──────── Supplied entries ────────

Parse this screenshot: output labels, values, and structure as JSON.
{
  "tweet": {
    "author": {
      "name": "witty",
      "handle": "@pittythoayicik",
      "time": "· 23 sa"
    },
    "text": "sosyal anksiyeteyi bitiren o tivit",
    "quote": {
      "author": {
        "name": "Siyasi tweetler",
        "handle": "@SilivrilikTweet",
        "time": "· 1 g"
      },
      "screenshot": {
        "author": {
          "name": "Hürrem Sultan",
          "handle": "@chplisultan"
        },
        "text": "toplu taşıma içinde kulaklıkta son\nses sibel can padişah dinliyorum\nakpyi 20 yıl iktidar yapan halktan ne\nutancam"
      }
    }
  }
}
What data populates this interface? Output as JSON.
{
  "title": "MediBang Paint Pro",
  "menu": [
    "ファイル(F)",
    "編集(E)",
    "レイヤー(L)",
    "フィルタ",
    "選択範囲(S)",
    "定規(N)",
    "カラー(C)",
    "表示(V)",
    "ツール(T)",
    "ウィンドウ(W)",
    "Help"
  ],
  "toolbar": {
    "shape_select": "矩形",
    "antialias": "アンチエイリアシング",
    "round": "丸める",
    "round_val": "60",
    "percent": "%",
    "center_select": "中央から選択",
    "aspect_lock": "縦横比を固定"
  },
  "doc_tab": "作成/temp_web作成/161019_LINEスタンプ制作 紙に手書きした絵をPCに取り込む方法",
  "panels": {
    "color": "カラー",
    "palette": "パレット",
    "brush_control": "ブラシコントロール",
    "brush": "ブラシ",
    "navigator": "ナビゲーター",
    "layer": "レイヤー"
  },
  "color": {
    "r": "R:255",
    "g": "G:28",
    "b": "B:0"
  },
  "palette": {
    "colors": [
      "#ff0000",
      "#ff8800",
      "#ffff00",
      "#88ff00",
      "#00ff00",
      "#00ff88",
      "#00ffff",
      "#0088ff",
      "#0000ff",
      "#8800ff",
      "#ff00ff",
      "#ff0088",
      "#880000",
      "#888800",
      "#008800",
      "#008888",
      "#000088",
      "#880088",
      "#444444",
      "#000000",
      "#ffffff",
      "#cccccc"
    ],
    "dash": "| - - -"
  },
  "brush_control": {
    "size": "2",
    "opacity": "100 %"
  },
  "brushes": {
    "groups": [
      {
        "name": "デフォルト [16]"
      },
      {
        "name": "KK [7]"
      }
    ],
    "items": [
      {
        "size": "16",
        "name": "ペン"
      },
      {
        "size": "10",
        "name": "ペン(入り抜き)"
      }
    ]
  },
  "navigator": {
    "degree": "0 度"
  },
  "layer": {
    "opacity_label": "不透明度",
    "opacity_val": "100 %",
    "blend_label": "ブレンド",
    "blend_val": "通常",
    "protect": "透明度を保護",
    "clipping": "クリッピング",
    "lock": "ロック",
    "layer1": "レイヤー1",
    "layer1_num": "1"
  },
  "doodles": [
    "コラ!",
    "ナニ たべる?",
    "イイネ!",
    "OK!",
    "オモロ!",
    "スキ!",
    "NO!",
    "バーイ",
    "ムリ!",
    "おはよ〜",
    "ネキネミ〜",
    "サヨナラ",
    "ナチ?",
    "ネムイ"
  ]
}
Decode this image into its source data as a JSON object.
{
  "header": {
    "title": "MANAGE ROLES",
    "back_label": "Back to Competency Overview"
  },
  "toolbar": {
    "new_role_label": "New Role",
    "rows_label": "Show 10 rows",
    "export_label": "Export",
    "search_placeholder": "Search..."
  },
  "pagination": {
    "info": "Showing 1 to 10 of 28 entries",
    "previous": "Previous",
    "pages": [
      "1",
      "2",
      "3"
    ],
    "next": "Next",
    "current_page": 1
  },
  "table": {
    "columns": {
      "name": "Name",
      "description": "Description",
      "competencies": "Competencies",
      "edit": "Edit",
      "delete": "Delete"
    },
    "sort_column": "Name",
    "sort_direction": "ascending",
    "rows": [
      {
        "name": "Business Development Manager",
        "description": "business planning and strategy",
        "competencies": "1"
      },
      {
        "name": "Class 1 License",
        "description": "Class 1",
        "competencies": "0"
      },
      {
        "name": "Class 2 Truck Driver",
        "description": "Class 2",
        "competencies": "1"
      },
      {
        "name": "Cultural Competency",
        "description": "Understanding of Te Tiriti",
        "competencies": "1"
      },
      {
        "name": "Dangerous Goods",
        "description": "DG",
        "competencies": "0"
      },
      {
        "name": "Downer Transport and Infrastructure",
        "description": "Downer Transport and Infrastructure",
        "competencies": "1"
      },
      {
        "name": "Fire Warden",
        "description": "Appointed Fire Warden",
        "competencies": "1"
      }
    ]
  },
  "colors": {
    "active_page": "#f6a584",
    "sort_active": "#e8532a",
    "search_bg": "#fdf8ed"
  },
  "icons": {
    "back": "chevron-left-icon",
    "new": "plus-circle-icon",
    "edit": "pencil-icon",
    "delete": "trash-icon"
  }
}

────────

What the task asks: Transcribe each record exactly. Leave nothing out.

Correct output:
Parse this screenshot: output labels, values, and structure as JSON.
{
  "tweet": {
    "author": {
      "name": "witty",
      "handle": "@pittythoayicik",
      "time": "· 23 sa"
    },
    "text": "sosyal anksiyeteyi bitiren o tivit",
    "quote": {
      "author": {
        "name": "Siyasi tweetler",
        "handle": "@SilivrilikTweet",
        "time": "· 1 g"
      },
      "screenshot": {
        "author": {
          "name": "Hürrem Sultan",
          "handle": "@chplisultan"
        },
        "text": "toplu taşıma içinde kulaklıkta son\nses sibel can padişah dinliyorum\nakpyi 20 yıl iktidar yapan halktan ne\nutancam"
      }
    }
  }
}
What data populates this interface? Output as JSON.
{
  "title": "MediBang Paint Pro",
  "menu": [
    "ファイル(F)",
    "編集(E)",
    "レイヤー(L)",
    "フィルタ",
    "選択範囲(S)",
    "定規(N)",
    "カラー(C)",
    "表示(V)",
    "ツール(T)",
    "ウィンドウ(W)",
    "Help"
  ],
  "toolbar": {
    "shape_select": "矩形",
    "antialias": "アンチエイリアシング",
    "round": "丸める",
    "round_val": "60",
    "percent": "%",
    "center_select": "中央から選択",
    "aspect_lock": "縦横比を固定"
  },
  "doc_tab": "作成/temp_web作成/161019_LINEスタンプ制作 紙に手書きした絵をPCに取り込む方法",
  "panels": {
    "color": "カラー",
    "palette": "パレット",
    "brush_control": "ブラシコントロール",
    "brush": "ブラシ",
    "navigator": "ナビゲーター",
    "layer": "レイヤー"
  },
  "color": {
    "r": "R:255",
    "g": "G:28",
    "b": "B:0"
  },
  "palette": {
    "colors": [
      "#ff0000",
      "#ff8800",
      "#ffff00",
      "#88ff00",
      "#00ff00",
      "#00ff88",
      "#00ffff",
      "#0088ff",
      "#0000ff",
      "#8800ff",
      "#ff00ff",
      "#ff0088",
      "#880000",
      "#888800",
      "#008800",
      "#008888",
      "#000088",
      "#880088",
      "#444444",
      "#000000",
      "#ffffff",
      "#cccccc"
    ],
    "dash": "| - - -"
  },
  "brush_control": {
    "size": "2",
    "opacity": "100 %"
  },
  "brushes": {
    "groups": [
      {
        "name": "デフォルト [16]"
      },
      {
        "name": "KK [7]"
      }
    ],
    "items": [
      {
        "size": "16",
        "name": "ペン"
      },
      {
        "size": "10",
        "name": "ペン(入り抜き)"
      }
    ]
  },
  "navigator": {
    "degree": "0 度"
  },
  "layer": {
    "opacity_label": "不透明度",
    "opacity_val": "100 %",
    "blend_label": "ブレンド",
    "blend_val": "通常",
    "protect": "透明度を保護",
    "clipping": "クリッピング",
    "lock": "ロック",
    "layer1": "レイヤー1",
    "layer1_num": "1"
  },
  "doodles": [
    "コラ!",
    "ナニ たべる?",
    "イイネ!",
    "OK!",
    "オモロ!",
    "スキ!",
    "NO!",
    "バーイ",
    "ムリ!",
    "おはよ〜",
    "ネキネミ〜",
    "サヨナラ",
    "ナチ?",
    "ネムイ"
  ]
}
Decode this image into its source data as a JSON object.
{
  "header": {
    "title": "MANAGE ROLES",
    "back_label": "Back to Competency Overview"
  },
  "toolbar": {
    "new_role_label": "New Role",
    "rows_label": "Show 10 rows",
    "export_label": "Export",
    "search_placeholder": "Search..."
  },
  "pagination": {
    "info": "Showing 1 to 10 of 28 entries",
    "previous": "Previous",
    "pages": [
      "1",
      "2",
      "3"
    ],
    "next": "Next",
    "current_page": 1
  },
  "table": {
    "columns": {
      "name": "Name",
      "description": "Description",
      "competencies": "Competencies",
      "edit": "Edit",
      "delete": "Delete"
    },
    "sort_column": "Name",
    "sort_direction": "ascending",
    "rows": [
      {
        "name": "Business Development Manager",
        "description": "business planning and strategy",
        "competencies": "1"
      },
      {
        "name": "Class 1 License",
        "description": "Class 1",
        "competencies": "0"
      },
      {
        "name": "Class 2 Truck Driver",
        "description": "Class 2",
        "competencies": "1"
      },
      {
        "name": "Cultural Competency",
        "description": "Understanding of Te Tiriti",
        "competencies": "1"
      },
      {
        "name": "Dangerous Goods",
        "description": "DG",
        "competencies": "0"
      },
      {
        "name": "Downer Transport and Infrastructure",
        "description": "Downer Transport and Infrastructure",
        "competencies": "1"
      },
      {
        "name": "Fire Warden",
        "description": "Appointed Fire Warden",
        "competencies": "1"
      }
    ]
  },
  "colors": {
    "active_page": "#f6a584",
    "sort_active": "#e8532a",
    "search_bg": "#fdf8ed"
  },
  "icons": {
    "back": "chevron-left-icon",
    "new": "plus-circle-icon",
    "edit": "pencil-icon",
    "delete": "trash-icon"
  }
}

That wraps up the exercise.